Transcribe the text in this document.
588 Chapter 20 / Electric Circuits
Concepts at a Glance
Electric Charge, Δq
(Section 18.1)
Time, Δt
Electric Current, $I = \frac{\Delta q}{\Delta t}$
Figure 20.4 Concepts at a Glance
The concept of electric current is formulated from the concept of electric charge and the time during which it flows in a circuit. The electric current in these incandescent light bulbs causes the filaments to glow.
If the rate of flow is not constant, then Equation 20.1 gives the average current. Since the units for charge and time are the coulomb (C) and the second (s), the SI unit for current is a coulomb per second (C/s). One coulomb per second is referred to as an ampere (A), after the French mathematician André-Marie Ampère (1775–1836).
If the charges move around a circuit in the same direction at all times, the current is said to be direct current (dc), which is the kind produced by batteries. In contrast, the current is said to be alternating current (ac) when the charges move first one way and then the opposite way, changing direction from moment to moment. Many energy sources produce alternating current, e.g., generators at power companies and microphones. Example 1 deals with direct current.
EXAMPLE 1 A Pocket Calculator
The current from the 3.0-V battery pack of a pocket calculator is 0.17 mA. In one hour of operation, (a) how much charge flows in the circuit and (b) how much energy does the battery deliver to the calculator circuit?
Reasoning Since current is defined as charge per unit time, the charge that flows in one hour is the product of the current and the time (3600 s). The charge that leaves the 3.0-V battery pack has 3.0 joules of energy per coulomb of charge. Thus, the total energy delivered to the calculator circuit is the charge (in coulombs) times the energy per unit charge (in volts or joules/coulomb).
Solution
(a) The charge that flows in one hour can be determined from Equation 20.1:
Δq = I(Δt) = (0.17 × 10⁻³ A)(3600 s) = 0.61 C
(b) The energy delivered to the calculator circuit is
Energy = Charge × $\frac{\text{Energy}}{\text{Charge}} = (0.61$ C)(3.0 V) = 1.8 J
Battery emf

PROBLEM TO SOLVE: Please set down each line of the records exactly as given.

TASK RESULT:
Transcribe the text in this document.
588 Chapter 20 / Electric Circuits
Concepts at a Glance
Electric Charge, Δq
(Section 18.1)
Time, Δt
Electric Current, $I = \frac{\Delta q}{\Delta t}$
Figure 20.4 Concepts at a Glance
The concept of electric current is formulated from the concept of electric charge and the time during which it flows in a circuit. The electric current in these incandescent light bulbs causes the filaments to glow.
If the rate of flow is not constant, then Equation 20.1 gives the average current. Since the units for charge and time are the coulomb (C) and the second (s), the SI unit for current is a coulomb per second (C/s). One coulomb per second is referred to as an ampere (A), after the French mathematician André-Marie Ampère (1775–1836).
If the charges move around a circuit in the same direction at all times, the current is said to be direct current (dc), which is the kind produced by batteries. In contrast, the current is said to be alternating current (ac) when the charges move first one way and then the opposite way, changing direction from moment to moment. Many energy sources produce alternating current, e.g., generators at power companies and microphones. Example 1 deals with direct current.
EXAMPLE 1 A Pocket Calculator
The current from the 3.0-V battery pack of a pocket calculator is 0.17 mA. In one hour of operation, (a) how much charge flows in the circuit and (b) how much energy does the battery deliver to the calculator circuit?
Reasoning Since current is defined as charge per unit time, the charge that flows in one hour is the product of the current and the time (3600 s). The charge that leaves the 3.0-V battery pack has 3.0 joules of energy per coulomb of charge. Thus, the total energy delivered to the calculator circuit is the charge (in coulombs) times the energy per unit charge (in volts or joules/coulomb).
Solution
(a) The charge that flows in one hour can be determined from Equation 20.1:
Δq = I(Δt) = (0.17 × 10⁻³ A)(3600 s) = 0.61 C
(b) The energy delivered to the calculator circuit is
Energy = Charge × $\frac{\text{Energy}}{\text{Charge}} = (0.61$ C)(3.0 V) = 1.8 J
Battery emf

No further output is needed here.